__YOUR INSTRUCTIONS__. Spot each line that carries the word "table"; copy those lines.

__DATA SECTION__.
— start —
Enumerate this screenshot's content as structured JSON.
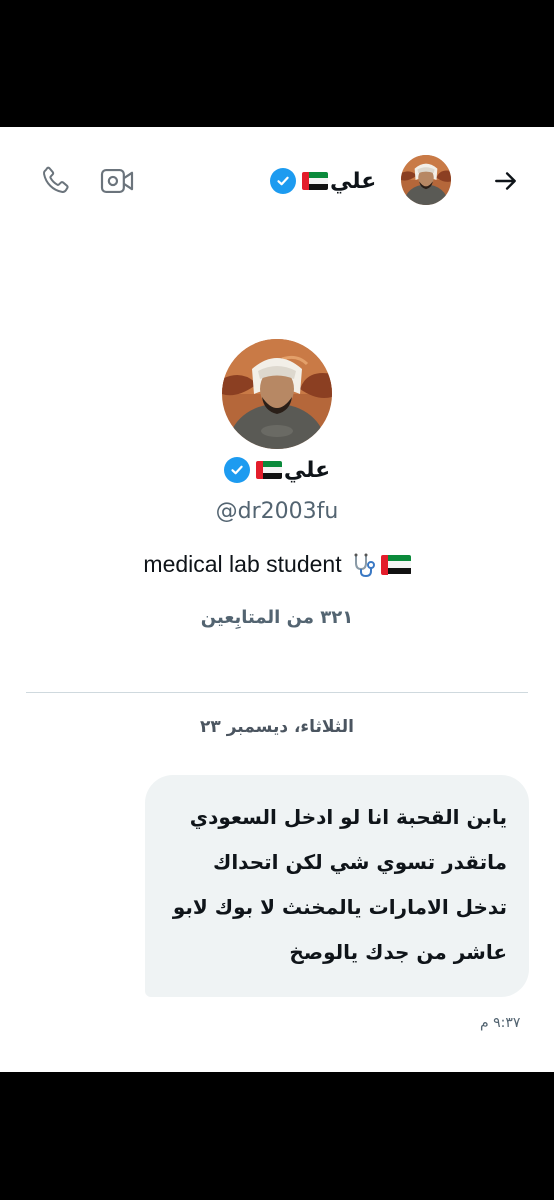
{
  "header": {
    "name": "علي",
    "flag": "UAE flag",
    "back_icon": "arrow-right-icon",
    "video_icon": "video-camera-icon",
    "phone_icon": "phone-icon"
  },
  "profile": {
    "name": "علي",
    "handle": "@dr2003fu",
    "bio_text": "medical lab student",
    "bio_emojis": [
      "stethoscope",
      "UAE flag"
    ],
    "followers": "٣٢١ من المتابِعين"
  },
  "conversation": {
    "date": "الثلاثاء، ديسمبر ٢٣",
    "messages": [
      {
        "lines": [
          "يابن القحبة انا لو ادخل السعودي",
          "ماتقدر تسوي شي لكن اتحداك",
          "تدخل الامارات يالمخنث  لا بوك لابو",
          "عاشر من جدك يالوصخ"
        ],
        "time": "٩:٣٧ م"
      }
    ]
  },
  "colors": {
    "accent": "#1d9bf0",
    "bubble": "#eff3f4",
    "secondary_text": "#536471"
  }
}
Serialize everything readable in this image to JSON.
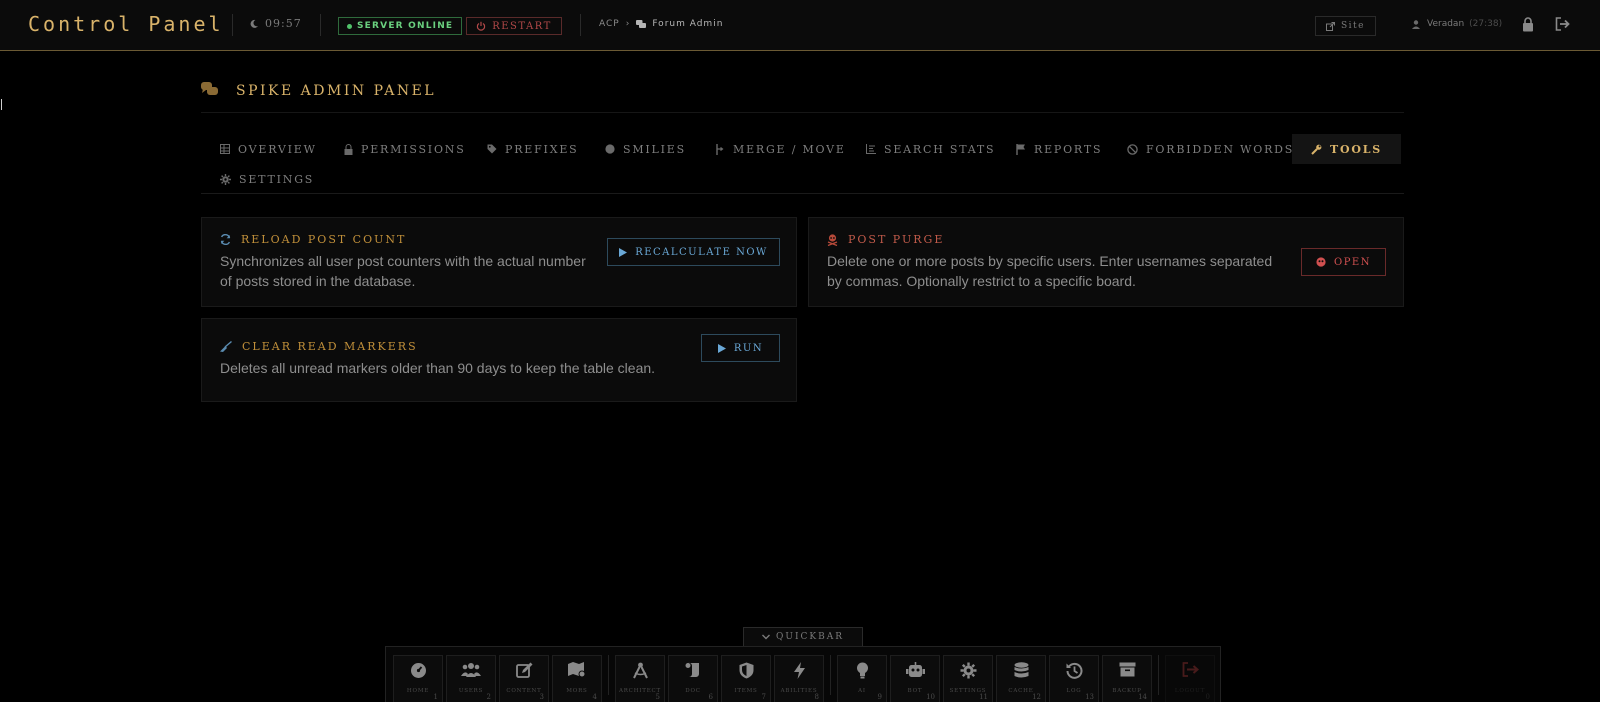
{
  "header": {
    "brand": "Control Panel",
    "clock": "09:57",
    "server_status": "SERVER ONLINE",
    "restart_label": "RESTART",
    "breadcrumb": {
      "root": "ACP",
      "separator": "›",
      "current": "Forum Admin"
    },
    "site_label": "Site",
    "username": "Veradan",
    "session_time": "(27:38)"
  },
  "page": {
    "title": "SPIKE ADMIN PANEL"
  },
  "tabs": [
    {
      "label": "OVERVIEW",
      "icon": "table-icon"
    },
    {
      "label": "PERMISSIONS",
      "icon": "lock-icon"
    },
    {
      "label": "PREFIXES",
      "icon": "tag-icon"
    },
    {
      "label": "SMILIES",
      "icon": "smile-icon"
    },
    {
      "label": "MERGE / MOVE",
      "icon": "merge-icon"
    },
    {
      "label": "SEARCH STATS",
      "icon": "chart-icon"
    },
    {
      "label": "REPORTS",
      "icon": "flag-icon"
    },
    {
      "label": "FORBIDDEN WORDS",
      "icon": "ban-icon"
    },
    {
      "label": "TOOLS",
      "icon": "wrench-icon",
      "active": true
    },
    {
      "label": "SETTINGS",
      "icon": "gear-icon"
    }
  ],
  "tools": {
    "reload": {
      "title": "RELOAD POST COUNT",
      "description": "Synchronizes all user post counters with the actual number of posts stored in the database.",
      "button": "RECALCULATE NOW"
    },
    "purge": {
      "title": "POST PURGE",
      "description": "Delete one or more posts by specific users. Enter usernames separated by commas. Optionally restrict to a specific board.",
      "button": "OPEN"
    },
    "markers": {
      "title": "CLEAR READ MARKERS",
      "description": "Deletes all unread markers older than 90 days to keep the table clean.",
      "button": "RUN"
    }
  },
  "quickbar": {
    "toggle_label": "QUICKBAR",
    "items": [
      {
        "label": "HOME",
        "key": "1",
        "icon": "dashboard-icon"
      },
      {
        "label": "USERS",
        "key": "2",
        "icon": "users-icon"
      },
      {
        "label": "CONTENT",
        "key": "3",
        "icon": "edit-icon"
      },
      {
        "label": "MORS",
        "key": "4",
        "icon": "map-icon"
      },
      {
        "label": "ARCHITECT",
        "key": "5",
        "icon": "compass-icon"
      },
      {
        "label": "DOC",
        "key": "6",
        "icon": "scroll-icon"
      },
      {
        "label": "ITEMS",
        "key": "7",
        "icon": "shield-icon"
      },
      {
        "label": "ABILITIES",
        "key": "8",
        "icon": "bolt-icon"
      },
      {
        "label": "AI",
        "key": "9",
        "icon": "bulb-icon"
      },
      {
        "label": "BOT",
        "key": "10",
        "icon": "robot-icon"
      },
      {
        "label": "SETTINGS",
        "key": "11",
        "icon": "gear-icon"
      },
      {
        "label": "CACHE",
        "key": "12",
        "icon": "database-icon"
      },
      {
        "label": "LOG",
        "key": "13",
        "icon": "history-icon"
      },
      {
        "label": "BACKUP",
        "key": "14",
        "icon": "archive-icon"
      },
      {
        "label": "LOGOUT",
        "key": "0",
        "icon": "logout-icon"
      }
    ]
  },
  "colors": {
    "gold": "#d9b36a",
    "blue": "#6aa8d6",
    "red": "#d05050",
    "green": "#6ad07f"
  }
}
— end —
— start —
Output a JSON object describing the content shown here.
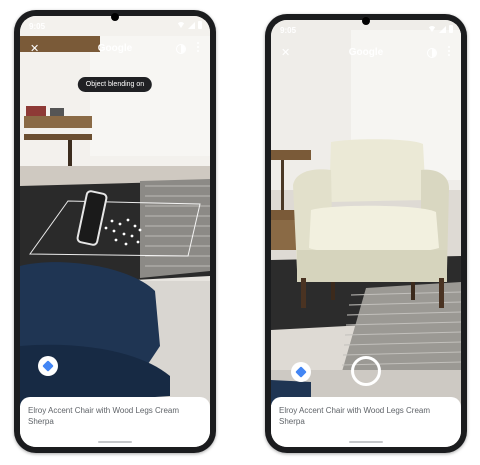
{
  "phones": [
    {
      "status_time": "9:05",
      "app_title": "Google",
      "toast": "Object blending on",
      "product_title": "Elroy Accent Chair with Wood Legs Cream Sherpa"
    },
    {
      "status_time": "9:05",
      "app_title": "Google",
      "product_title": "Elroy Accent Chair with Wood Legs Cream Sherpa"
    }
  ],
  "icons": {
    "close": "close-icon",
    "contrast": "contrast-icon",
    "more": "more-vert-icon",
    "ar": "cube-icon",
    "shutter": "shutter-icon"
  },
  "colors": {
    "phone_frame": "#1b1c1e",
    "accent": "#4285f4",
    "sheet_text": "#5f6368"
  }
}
— end —
__THE RESPONSE__.
      "icon": "table-icon"
      "description": "Deletes all unread markers older than 90 days to keep the table clean.",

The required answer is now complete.